* _TASK STATEMENT_
Look for the word "Started" in each line and report the count of matching lines, with nothing added.

* _RECORDS FOR THE TASK_
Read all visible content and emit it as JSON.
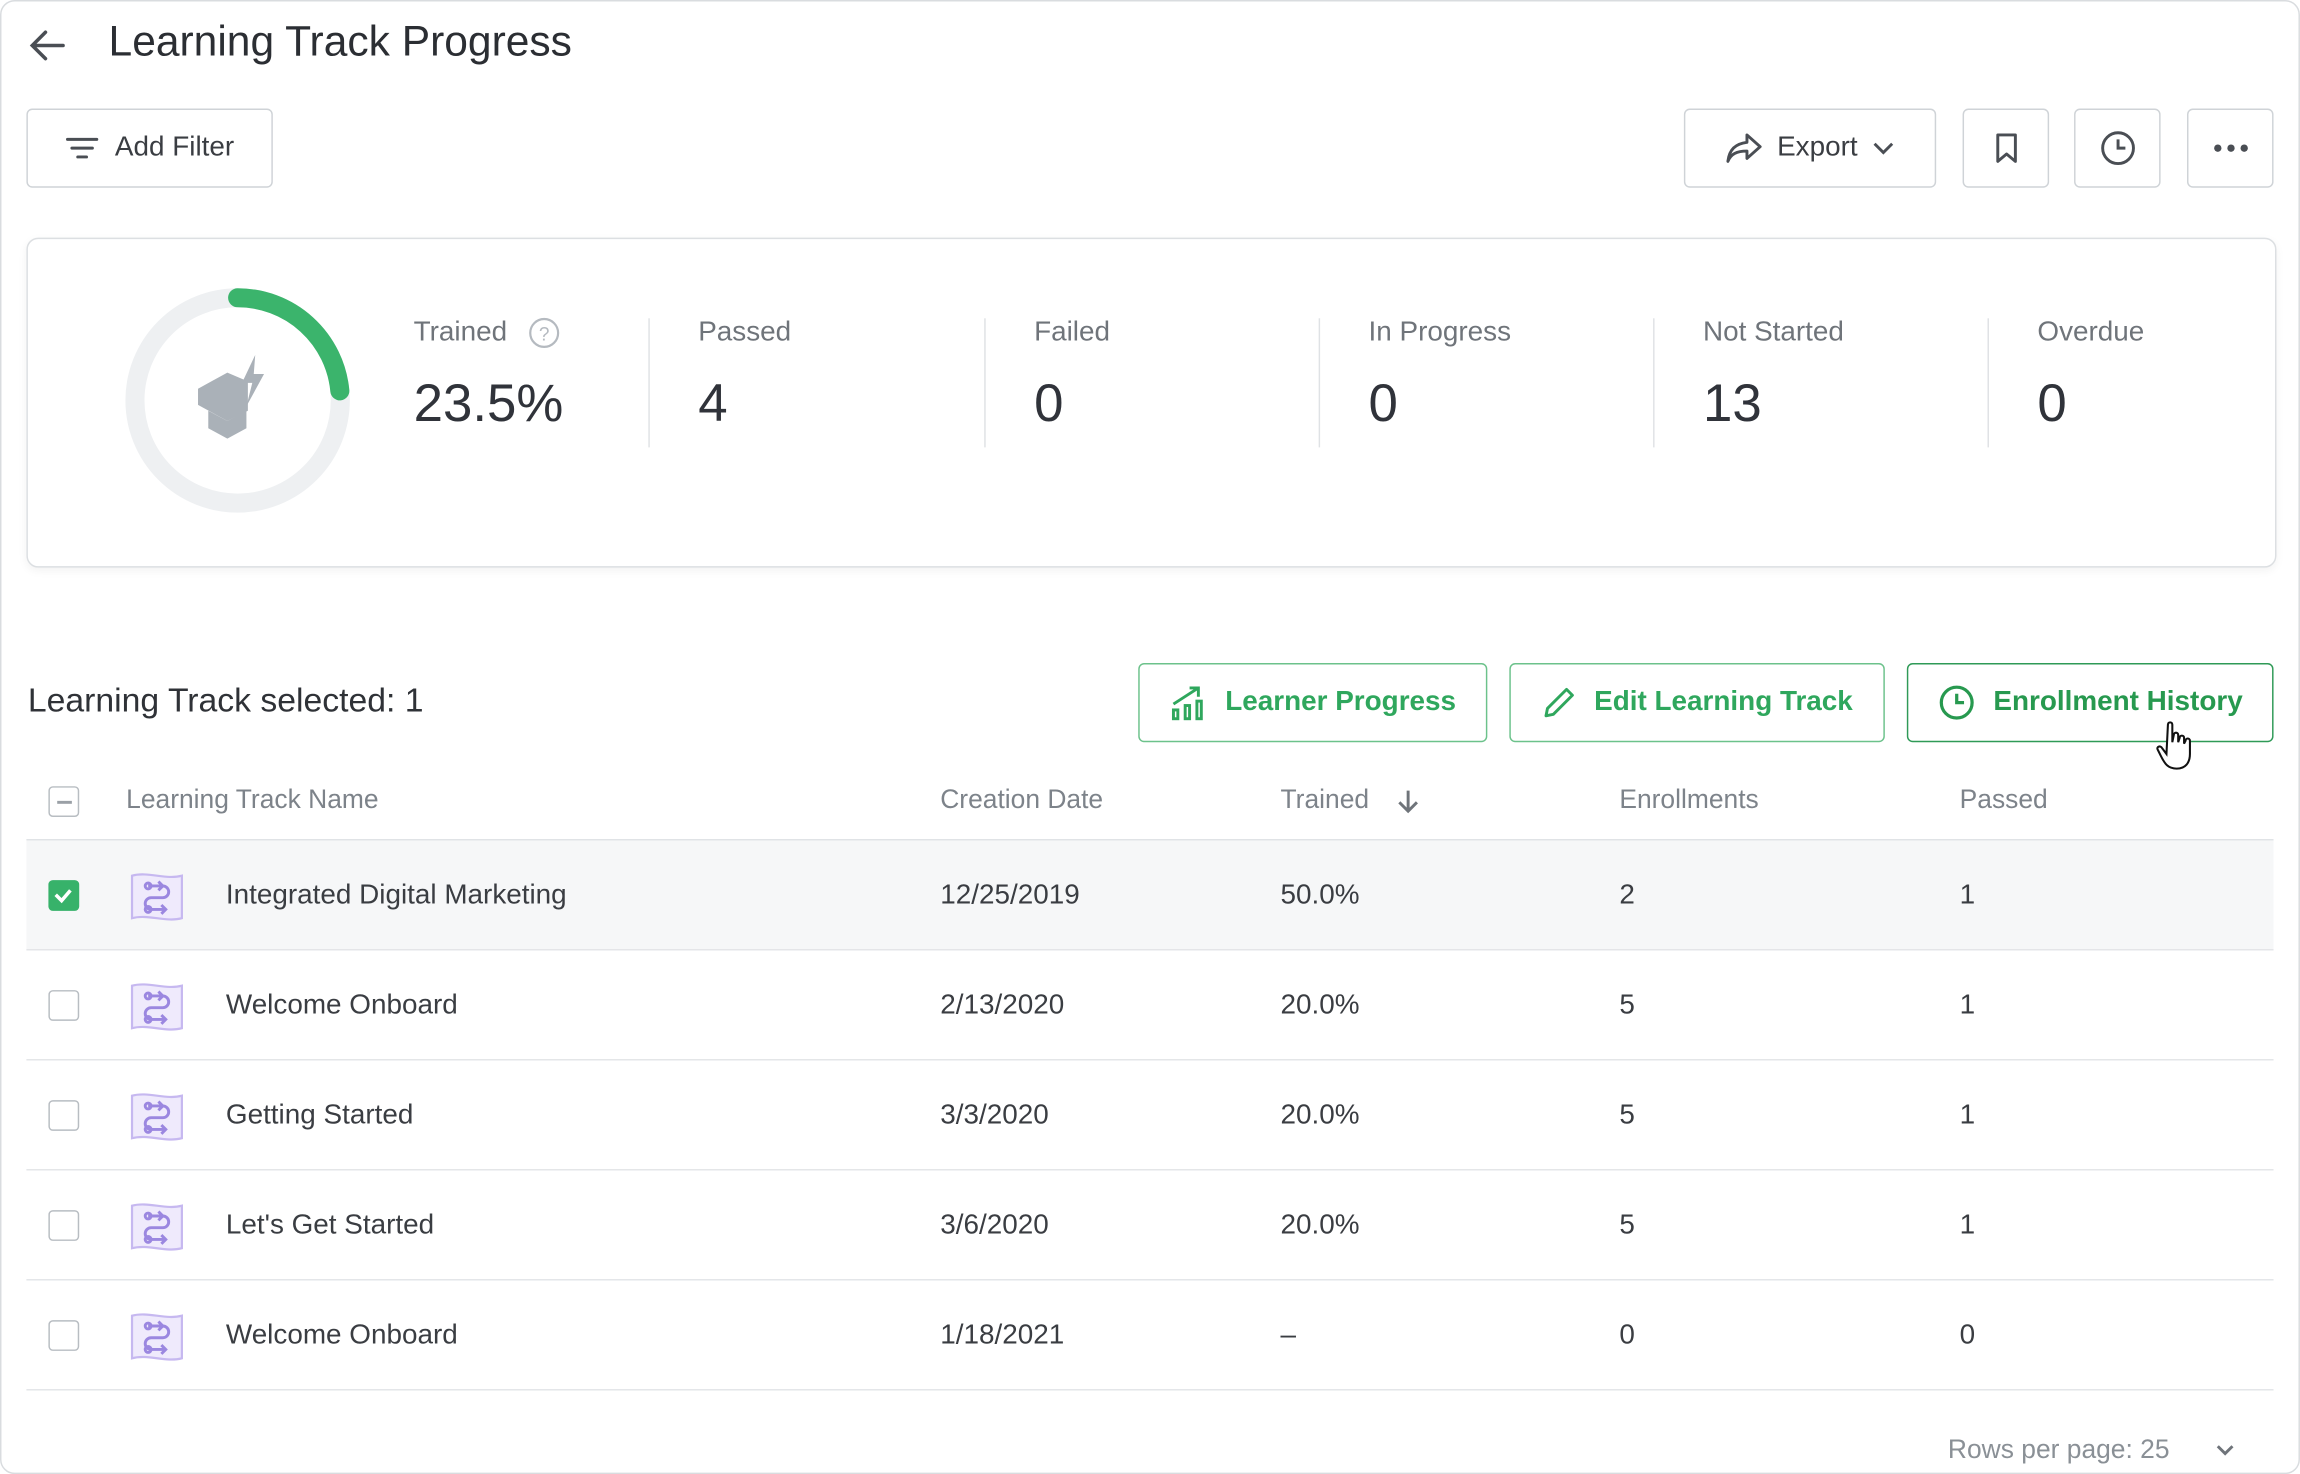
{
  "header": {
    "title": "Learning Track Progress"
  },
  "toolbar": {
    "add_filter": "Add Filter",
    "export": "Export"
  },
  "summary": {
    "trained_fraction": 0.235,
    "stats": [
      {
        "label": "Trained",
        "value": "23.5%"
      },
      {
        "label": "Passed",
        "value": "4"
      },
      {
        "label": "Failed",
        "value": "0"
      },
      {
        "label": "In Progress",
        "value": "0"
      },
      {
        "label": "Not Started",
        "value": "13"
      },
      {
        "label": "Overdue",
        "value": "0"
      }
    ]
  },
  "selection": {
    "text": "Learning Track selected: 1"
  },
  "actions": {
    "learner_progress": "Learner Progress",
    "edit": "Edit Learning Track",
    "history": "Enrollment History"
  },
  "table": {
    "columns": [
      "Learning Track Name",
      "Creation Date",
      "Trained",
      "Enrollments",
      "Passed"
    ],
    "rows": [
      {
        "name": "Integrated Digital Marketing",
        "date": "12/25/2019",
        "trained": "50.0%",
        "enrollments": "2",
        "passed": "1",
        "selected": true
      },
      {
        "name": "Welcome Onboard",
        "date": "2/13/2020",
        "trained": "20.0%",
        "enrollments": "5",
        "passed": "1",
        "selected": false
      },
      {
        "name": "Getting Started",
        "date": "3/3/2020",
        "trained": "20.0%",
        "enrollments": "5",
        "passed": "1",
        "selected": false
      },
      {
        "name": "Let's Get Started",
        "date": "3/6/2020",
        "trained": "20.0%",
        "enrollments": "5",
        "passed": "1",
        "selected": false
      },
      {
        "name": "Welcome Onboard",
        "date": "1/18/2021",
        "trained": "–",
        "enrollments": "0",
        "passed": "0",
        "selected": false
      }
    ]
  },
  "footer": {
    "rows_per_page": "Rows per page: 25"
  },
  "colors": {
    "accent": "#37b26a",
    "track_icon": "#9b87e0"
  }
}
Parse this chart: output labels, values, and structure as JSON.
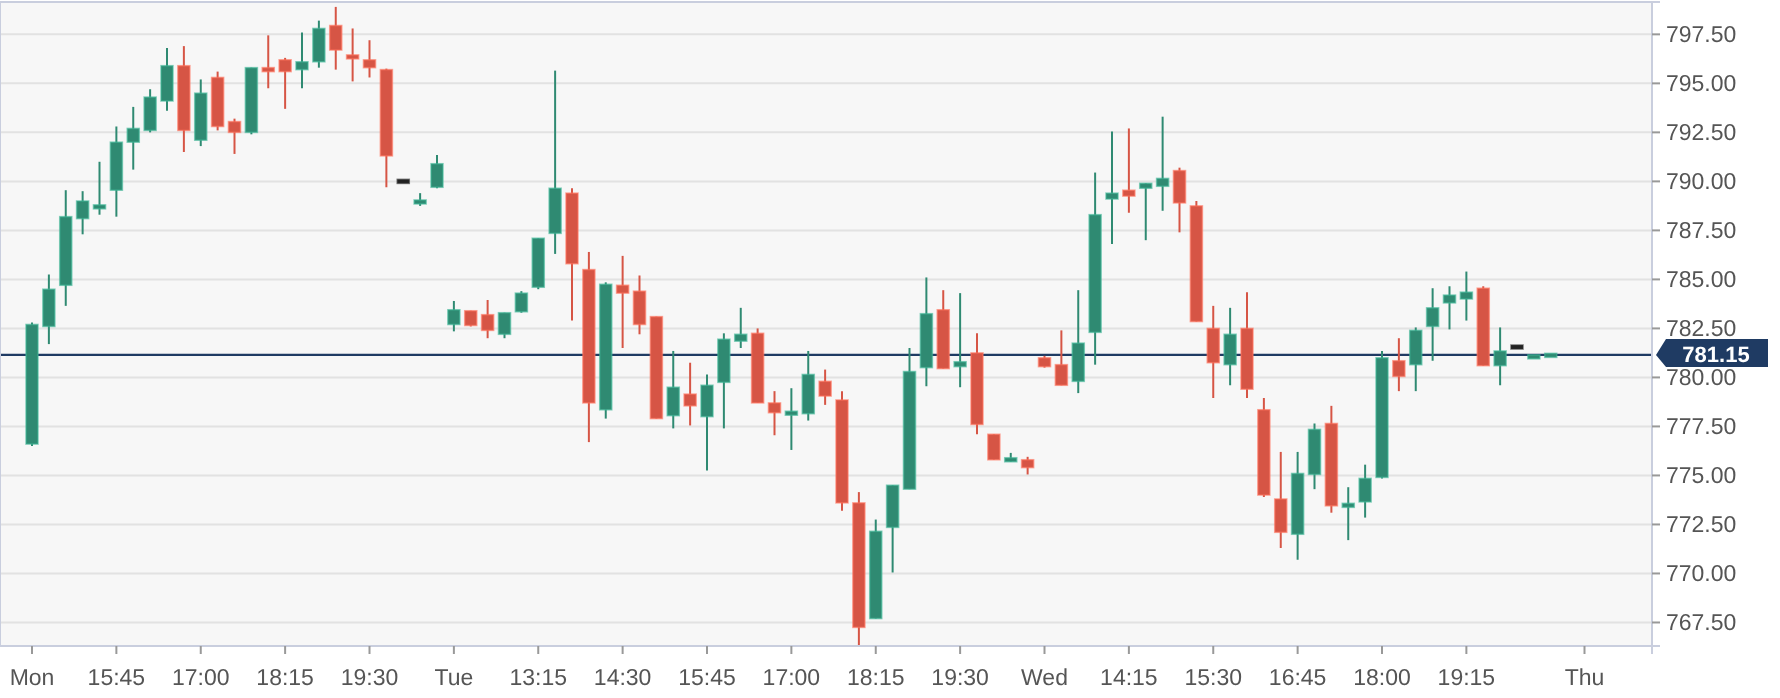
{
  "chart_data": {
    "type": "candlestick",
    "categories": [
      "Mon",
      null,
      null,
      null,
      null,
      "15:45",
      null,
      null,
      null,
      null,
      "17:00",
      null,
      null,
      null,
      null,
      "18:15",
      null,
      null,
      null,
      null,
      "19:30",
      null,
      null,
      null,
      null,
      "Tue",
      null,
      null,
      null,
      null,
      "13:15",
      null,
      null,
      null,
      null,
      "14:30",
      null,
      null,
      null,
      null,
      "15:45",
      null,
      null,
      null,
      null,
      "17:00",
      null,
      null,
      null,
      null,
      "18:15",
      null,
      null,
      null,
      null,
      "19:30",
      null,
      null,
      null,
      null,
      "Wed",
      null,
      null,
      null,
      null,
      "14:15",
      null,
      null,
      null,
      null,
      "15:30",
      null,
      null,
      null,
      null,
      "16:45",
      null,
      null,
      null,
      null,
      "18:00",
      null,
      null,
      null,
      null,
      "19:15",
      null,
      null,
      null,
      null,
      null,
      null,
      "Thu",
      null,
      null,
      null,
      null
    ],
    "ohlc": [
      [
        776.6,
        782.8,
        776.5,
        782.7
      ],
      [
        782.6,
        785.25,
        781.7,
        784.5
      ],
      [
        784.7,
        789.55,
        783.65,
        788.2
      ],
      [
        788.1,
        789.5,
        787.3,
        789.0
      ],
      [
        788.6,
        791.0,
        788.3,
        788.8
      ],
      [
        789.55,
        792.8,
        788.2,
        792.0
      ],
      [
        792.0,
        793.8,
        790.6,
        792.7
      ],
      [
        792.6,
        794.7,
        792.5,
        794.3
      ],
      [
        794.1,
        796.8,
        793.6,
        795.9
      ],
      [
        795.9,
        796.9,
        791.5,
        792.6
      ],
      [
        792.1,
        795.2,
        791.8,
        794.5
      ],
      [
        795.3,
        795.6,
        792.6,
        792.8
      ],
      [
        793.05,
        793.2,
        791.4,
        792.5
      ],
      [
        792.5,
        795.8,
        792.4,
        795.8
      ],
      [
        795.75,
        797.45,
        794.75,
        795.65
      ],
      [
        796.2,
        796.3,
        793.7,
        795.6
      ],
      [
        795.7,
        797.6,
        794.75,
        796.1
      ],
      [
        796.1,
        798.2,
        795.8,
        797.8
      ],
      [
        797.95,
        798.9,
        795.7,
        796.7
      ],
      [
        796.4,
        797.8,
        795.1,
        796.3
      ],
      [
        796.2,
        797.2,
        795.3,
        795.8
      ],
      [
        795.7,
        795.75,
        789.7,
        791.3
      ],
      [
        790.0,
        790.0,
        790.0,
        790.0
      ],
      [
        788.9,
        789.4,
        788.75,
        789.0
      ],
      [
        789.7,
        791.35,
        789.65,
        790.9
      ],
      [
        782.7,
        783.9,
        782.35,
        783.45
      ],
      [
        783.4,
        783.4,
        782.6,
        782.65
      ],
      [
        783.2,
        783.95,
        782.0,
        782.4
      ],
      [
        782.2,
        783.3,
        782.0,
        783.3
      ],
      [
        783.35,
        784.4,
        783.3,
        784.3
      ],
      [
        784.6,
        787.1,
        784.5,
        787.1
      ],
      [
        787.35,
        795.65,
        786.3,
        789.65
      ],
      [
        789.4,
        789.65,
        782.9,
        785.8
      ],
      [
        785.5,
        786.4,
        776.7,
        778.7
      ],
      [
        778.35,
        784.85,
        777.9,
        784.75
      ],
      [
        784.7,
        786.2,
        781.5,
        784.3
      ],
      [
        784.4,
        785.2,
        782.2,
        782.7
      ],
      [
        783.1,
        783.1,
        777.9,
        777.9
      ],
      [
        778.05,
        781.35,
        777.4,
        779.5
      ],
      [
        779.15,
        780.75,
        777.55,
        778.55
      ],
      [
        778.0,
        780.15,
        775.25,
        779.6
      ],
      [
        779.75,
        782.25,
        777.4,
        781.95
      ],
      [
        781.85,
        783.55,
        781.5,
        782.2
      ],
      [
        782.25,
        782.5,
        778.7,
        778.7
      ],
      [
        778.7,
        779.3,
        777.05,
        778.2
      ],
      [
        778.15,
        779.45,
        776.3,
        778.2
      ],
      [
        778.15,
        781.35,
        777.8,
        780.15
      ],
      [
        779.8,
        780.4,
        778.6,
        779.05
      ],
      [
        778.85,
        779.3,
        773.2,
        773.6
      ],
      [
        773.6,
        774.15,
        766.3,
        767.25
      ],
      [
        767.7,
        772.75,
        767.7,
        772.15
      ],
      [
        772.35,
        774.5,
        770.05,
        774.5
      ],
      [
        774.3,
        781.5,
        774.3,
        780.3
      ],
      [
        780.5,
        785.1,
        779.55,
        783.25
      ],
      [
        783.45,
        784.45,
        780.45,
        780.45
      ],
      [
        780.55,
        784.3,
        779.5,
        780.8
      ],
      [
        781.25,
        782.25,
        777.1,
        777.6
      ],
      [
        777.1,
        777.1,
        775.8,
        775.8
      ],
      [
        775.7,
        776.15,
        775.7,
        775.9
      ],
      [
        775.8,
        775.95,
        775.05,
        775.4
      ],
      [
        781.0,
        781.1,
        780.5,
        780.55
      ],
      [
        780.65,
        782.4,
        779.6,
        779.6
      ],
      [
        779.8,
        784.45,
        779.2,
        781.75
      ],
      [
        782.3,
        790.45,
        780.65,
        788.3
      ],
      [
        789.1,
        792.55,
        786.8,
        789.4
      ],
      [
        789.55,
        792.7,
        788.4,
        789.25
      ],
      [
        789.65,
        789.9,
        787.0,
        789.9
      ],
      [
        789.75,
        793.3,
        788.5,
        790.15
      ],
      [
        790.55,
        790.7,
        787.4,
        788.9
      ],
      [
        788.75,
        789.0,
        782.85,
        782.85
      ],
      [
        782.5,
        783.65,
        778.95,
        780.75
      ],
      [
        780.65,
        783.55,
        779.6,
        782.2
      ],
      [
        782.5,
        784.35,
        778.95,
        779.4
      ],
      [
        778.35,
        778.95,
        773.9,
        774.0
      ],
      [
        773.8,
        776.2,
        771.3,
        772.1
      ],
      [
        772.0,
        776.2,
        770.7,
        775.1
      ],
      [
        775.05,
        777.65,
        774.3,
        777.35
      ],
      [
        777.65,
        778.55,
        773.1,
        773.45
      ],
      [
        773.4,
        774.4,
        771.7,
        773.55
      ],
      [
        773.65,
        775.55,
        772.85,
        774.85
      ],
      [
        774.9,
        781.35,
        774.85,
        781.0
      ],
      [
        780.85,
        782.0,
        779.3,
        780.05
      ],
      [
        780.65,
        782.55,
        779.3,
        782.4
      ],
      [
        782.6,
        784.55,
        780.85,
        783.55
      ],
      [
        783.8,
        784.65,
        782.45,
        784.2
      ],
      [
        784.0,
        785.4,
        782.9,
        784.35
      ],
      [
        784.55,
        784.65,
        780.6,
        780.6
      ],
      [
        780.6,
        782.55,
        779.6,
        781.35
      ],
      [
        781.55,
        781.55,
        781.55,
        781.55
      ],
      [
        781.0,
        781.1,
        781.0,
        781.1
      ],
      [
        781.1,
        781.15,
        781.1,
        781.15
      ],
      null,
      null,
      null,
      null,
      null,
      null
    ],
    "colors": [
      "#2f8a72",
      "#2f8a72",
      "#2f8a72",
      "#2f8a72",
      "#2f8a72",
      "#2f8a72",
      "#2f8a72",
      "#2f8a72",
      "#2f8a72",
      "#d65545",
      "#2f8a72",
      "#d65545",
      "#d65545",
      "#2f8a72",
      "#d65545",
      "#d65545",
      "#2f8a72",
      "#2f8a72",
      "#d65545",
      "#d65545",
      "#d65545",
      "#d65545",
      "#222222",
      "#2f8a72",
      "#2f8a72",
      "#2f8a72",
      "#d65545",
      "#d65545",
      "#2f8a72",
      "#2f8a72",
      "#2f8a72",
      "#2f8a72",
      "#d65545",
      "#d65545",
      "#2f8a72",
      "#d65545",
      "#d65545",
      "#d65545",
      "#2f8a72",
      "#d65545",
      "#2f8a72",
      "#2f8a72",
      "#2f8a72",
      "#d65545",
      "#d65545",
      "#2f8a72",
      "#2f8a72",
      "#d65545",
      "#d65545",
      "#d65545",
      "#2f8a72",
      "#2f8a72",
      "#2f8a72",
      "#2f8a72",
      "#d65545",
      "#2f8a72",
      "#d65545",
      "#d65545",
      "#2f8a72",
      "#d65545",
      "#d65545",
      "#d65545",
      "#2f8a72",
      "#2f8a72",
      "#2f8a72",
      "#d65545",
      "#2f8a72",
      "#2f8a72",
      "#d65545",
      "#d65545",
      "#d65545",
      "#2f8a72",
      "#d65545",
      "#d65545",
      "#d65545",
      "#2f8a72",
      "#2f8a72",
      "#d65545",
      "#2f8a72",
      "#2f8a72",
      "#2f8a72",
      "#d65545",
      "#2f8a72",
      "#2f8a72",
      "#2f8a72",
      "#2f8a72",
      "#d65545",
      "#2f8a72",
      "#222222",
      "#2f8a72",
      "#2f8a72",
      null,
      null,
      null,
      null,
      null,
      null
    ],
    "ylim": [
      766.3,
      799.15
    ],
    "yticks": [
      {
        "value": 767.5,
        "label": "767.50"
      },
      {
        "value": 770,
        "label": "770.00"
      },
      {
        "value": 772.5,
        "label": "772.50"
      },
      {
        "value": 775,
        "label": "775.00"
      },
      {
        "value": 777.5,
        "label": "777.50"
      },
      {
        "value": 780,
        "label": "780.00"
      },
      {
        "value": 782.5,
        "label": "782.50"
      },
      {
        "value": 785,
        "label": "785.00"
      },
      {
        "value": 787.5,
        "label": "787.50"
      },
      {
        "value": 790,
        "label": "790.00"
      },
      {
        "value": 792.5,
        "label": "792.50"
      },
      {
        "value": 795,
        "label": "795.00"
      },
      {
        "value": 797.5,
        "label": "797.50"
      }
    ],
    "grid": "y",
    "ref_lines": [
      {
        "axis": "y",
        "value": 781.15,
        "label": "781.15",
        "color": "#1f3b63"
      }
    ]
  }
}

* _IN RESPONSE_
3